Stated exercise: Rewrite the listing below with "screenshot" replaced by "screen capture" and nothing else changed, leaving out the pictures.

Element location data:
--- Begin ---
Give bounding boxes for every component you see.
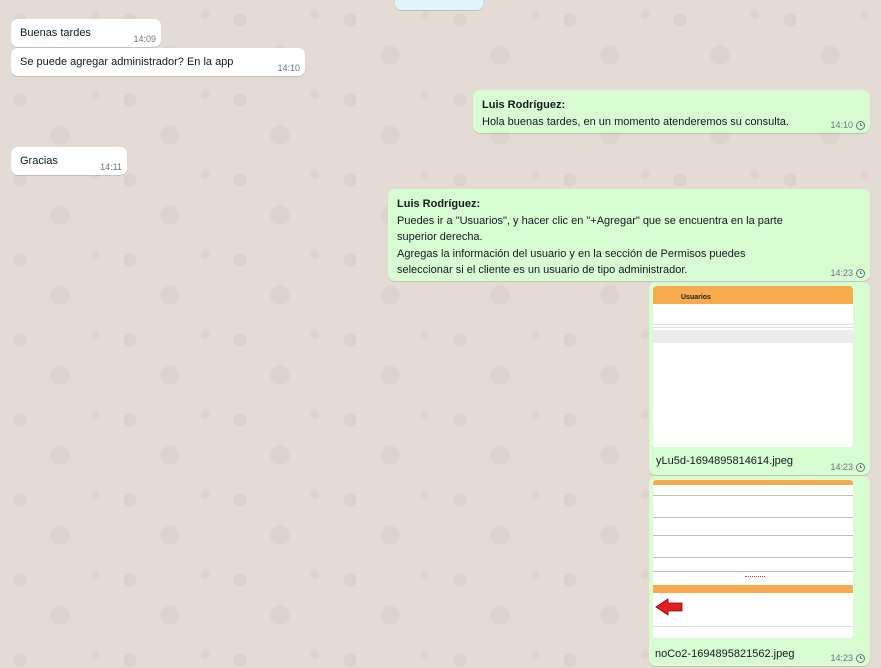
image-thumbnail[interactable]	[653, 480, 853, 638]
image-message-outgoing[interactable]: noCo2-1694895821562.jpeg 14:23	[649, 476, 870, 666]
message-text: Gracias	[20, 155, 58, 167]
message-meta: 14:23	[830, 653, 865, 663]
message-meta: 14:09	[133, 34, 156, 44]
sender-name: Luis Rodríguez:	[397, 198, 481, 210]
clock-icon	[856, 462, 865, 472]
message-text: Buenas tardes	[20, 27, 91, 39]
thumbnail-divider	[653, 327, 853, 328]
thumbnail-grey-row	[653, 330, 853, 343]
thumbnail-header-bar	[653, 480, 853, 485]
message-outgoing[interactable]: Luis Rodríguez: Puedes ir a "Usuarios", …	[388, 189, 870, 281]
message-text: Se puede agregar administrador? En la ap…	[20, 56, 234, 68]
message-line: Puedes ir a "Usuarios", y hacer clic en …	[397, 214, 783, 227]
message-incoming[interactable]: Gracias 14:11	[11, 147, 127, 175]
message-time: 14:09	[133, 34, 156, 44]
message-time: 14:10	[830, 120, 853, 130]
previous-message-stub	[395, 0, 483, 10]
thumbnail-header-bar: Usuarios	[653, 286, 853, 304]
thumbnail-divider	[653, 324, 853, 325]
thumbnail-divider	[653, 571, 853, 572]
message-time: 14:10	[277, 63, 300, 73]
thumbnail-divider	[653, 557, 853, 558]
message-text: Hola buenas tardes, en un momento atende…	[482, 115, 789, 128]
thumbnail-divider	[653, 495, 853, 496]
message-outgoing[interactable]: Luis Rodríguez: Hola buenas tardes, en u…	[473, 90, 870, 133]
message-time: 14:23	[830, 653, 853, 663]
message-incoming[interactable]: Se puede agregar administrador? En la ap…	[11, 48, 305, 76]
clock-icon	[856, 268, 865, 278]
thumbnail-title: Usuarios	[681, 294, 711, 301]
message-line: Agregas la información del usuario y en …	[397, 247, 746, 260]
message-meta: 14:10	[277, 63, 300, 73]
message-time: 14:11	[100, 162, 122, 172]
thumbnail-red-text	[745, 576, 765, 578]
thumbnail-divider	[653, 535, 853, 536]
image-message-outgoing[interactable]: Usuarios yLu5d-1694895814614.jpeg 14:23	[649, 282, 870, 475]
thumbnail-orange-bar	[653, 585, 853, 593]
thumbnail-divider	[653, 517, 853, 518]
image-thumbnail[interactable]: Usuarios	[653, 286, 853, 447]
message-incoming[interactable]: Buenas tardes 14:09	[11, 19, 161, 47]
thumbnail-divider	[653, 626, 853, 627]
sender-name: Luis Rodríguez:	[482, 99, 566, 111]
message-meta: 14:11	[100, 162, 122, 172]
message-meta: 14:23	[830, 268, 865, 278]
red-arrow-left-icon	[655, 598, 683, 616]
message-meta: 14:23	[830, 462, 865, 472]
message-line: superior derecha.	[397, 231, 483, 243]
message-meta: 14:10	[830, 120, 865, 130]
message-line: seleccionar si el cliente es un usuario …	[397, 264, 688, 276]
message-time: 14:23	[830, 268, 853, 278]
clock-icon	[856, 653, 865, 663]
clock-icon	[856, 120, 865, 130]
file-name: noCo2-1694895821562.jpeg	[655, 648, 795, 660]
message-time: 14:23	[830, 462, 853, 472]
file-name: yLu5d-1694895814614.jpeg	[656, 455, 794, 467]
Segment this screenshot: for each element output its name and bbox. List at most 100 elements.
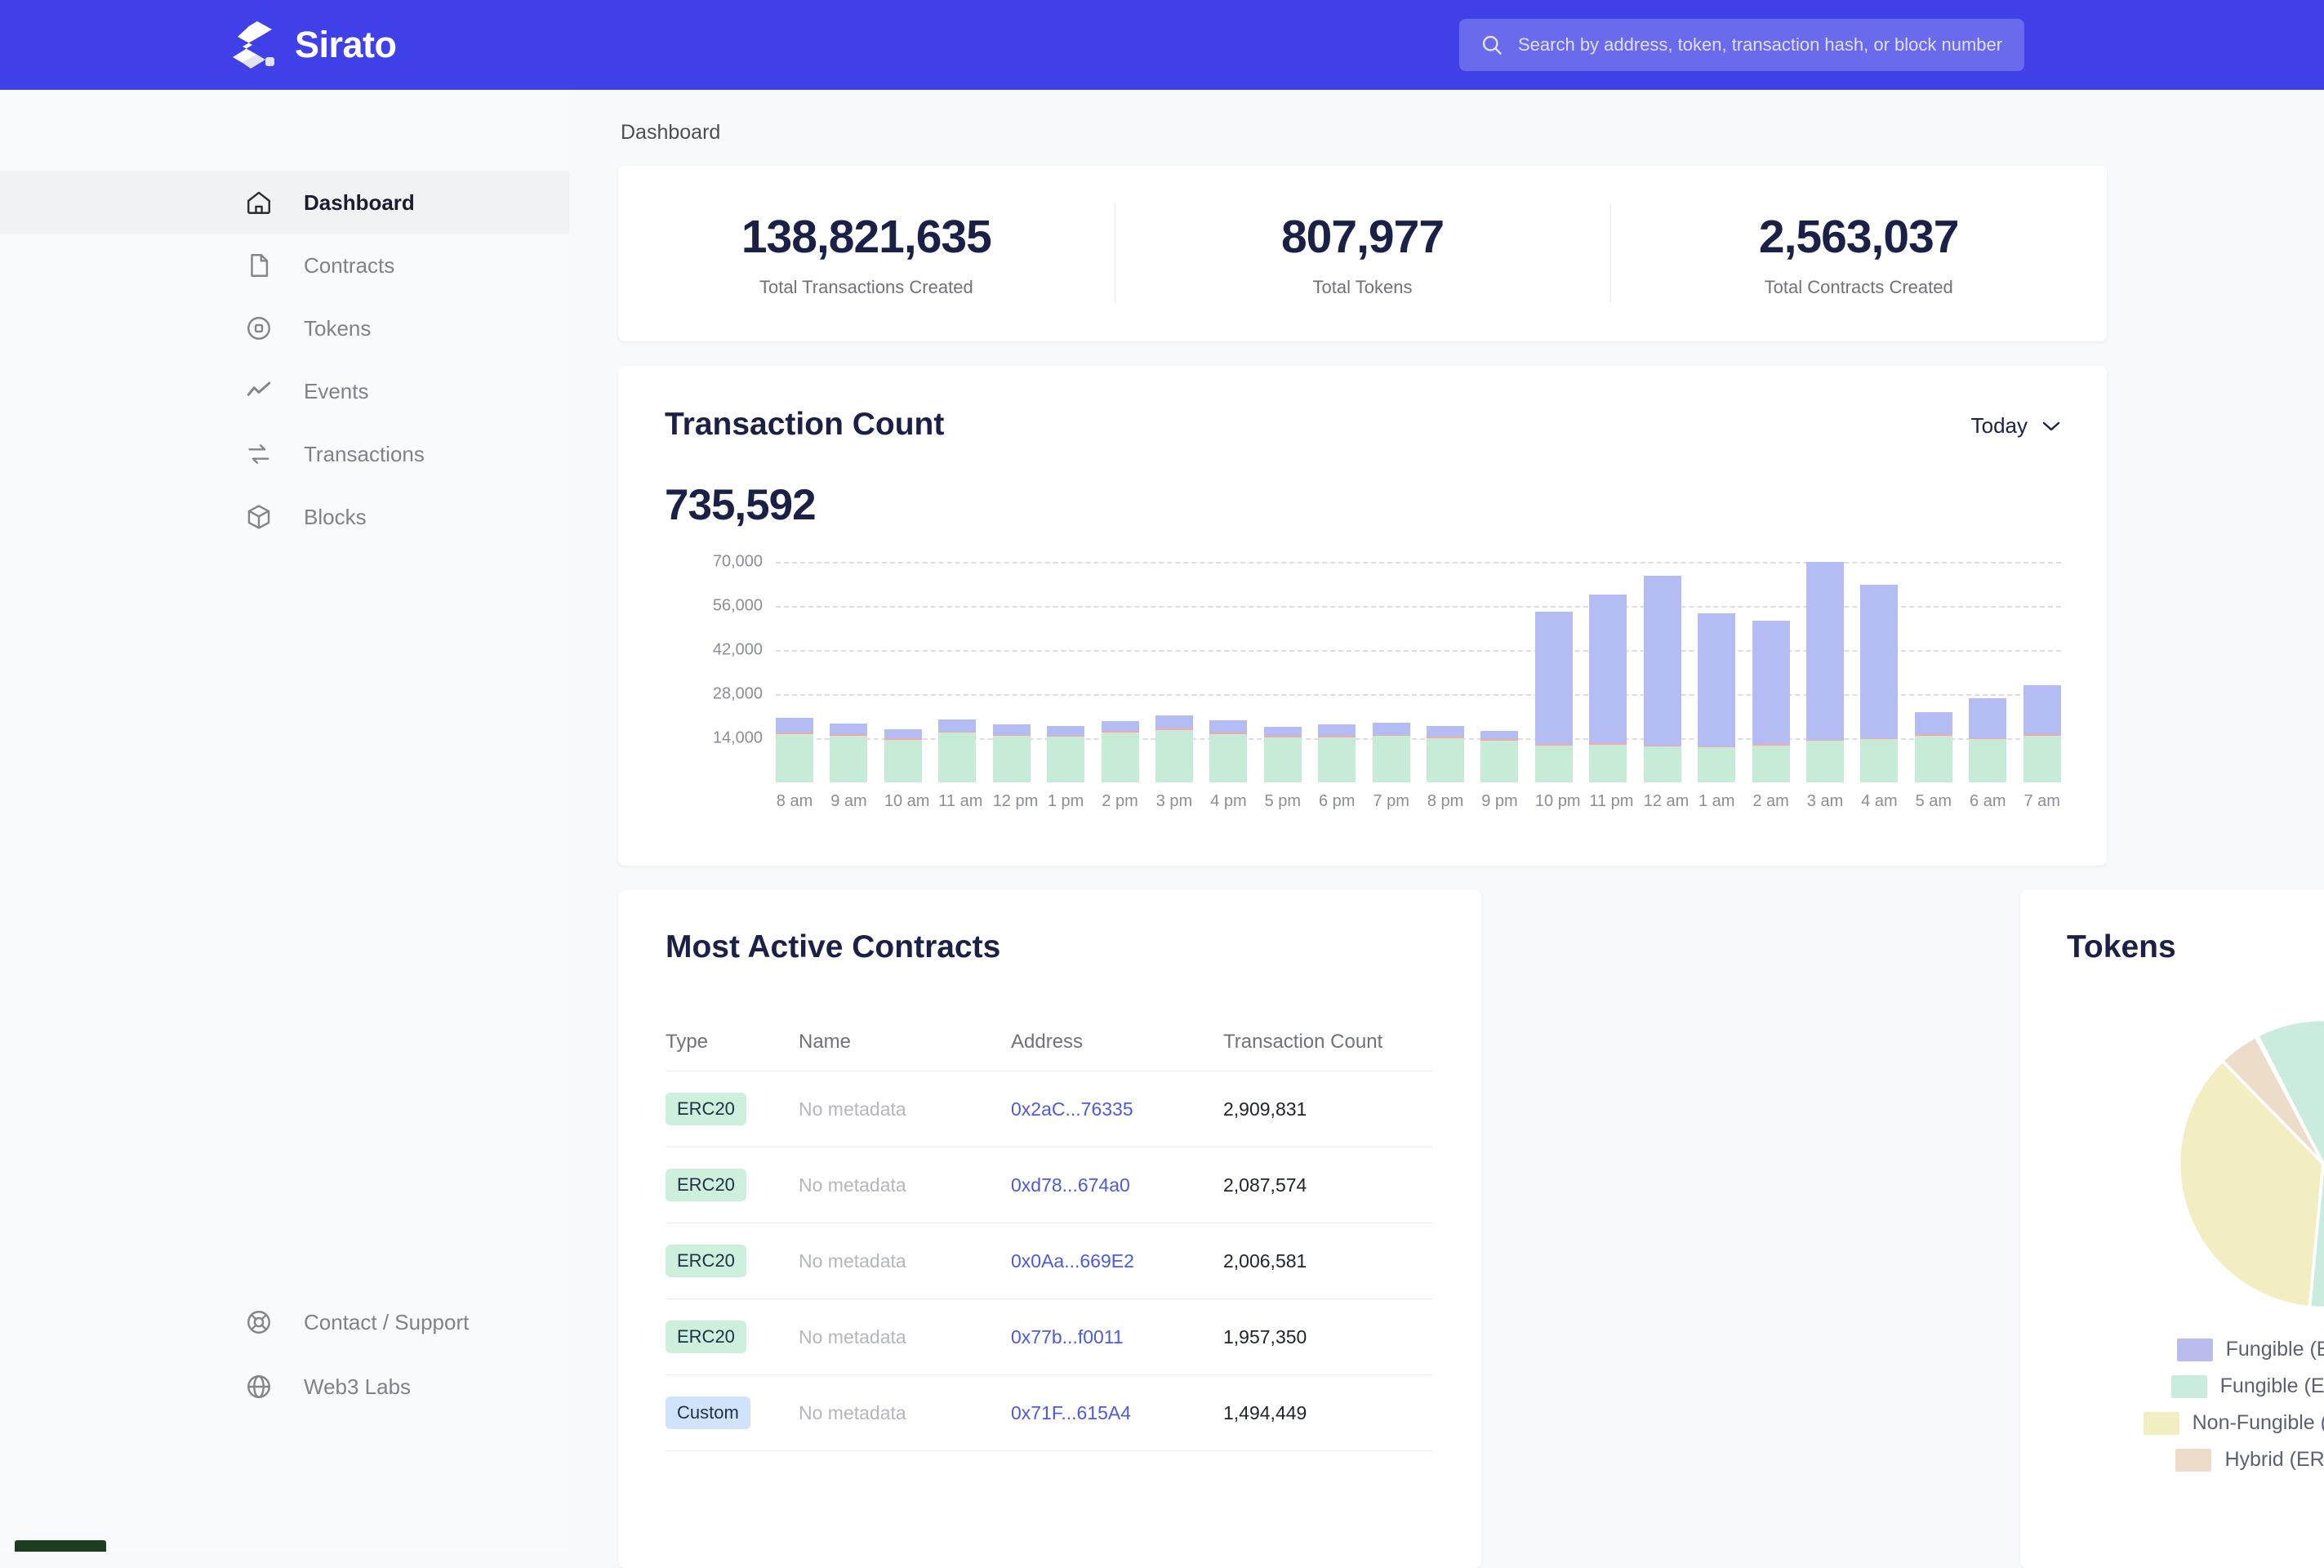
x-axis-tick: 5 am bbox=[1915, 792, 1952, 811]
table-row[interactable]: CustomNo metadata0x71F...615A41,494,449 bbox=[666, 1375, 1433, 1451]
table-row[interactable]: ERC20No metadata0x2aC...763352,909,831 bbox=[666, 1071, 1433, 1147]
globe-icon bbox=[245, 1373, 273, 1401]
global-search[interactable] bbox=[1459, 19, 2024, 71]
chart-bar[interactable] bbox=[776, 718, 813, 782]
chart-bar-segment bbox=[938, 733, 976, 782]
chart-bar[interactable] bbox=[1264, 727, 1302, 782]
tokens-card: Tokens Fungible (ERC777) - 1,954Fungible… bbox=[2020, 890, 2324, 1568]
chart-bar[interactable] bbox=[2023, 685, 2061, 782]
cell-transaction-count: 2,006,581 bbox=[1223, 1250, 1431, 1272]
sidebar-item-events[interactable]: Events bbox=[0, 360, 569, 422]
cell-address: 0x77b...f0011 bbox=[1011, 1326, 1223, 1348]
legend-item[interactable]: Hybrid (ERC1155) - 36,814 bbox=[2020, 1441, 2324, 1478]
--- End ---
Finished exercise:
Give bounding boxes for every component you see.
image-thumbnail[interactable]	[653, 480, 853, 638]
image-message-outgoing[interactable]: noCo2-1694895821562.jpeg 14:23	[649, 476, 870, 666]
message-text: Gracias	[20, 155, 58, 167]
message-meta: 14:23	[830, 653, 865, 663]
message-meta: 14:09	[133, 34, 156, 44]
sender-name: Luis Rodríguez:	[397, 198, 481, 210]
clock-icon	[856, 462, 865, 472]
message-text: Buenas tardes	[20, 27, 91, 39]
thumbnail-divider	[653, 327, 853, 328]
thumbnail-grey-row	[653, 330, 853, 343]
thumbnail-header-bar	[653, 480, 853, 485]
message-outgoing[interactable]: Luis Rodríguez: Puedes ir a "Usuarios", …	[388, 189, 870, 281]
message-text: Se puede agregar administrador? En la ap…	[20, 56, 234, 68]
message-line: Puedes ir a "Usuarios", y hacer clic en …	[397, 214, 783, 227]
message-incoming[interactable]: Gracias 14:11	[11, 147, 127, 175]
message-time: 14:09	[133, 34, 156, 44]
message-time: 14:10	[830, 120, 853, 130]
previous-message-stub	[395, 0, 483, 10]
thumbnail-header-bar: Usuarios	[653, 286, 853, 304]
thumbnail-divider	[653, 324, 853, 325]
thumbnail-divider	[653, 571, 853, 572]
message-time: 14:10	[277, 63, 300, 73]
thumbnail-divider	[653, 557, 853, 558]
message-text: Hola buenas tardes, en un momento atende…	[482, 115, 789, 128]
thumbnail-divider	[653, 495, 853, 496]
message-outgoing[interactable]: Luis Rodríguez: Hola buenas tardes, en u…	[473, 90, 870, 133]
message-time: 14:23	[830, 653, 853, 663]
message-incoming[interactable]: Se puede agregar administrador? En la ap…	[11, 48, 305, 76]
clock-icon	[856, 268, 865, 278]
thumbnail-title: Usuarios	[681, 294, 711, 301]
message-line: Agregas la información del usuario y en …	[397, 247, 746, 260]
message-meta: 14:10	[277, 63, 300, 73]
message-time: 14:11	[100, 162, 122, 172]
thumbnail-red-text	[745, 576, 765, 578]
thumbnail-divider	[653, 535, 853, 536]
image-message-outgoing[interactable]: Usuarios yLu5d-1694895814614.jpeg 14:23	[649, 282, 870, 475]
thumbnail-orange-bar	[653, 585, 853, 593]
thumbnail-divider	[653, 517, 853, 518]
image-thumbnail[interactable]: Usuarios	[653, 286, 853, 447]
message-incoming[interactable]: Buenas tardes 14:09	[11, 19, 161, 47]
thumbnail-divider	[653, 626, 853, 627]
sender-name: Luis Rodríguez:	[482, 99, 566, 111]
message-meta: 14:11	[100, 162, 122, 172]
message-meta: 14:23	[830, 268, 865, 278]
red-arrow-left-icon	[655, 598, 683, 616]
message-meta: 14:23	[830, 462, 865, 472]
message-line: superior derecha.	[397, 231, 483, 243]
message-meta: 14:10	[830, 120, 865, 130]
message-line: seleccionar si el cliente es un usuario …	[397, 264, 688, 276]
message-time: 14:23	[830, 268, 853, 278]
clock-icon	[856, 653, 865, 663]
clock-icon	[856, 120, 865, 130]
file-name: noCo2-1694895821562.jpeg	[655, 648, 795, 660]
message-time: 14:23	[830, 462, 853, 472]
file-name: yLu5d-1694895814614.jpeg	[656, 455, 794, 467]
Segment this screen capture: for each element output its name and bbox. List at most 100 elements.
x-axis-tick: 5 am bbox=[1915, 792, 1952, 811]
table-row[interactable]: CustomNo metadata0x71F...615A41,494,449 bbox=[666, 1375, 1433, 1451]
table-row[interactable]: ERC20No metadata0x2aC...763352,909,831 bbox=[666, 1071, 1433, 1147]
globe-icon bbox=[245, 1373, 273, 1401]
global-search[interactable] bbox=[1459, 19, 2024, 71]
chart-bar[interactable] bbox=[776, 718, 813, 782]
chart-bar-segment bbox=[938, 733, 976, 782]
chart-bar[interactable] bbox=[1264, 727, 1302, 782]
tokens-card: Tokens Fungible (ERC777) - 1,954Fungible… bbox=[2020, 890, 2324, 1568]
chart-bar[interactable] bbox=[2023, 685, 2061, 782]
cell-transaction-count: 2,006,581 bbox=[1223, 1250, 1431, 1272]
sidebar-item-events[interactable]: Events bbox=[0, 360, 569, 422]
cell-address: 0x77b...f0011 bbox=[1011, 1326, 1223, 1348]
legend-item[interactable]: Hybrid (ERC1155) - 36,814 bbox=[2020, 1441, 2324, 1478]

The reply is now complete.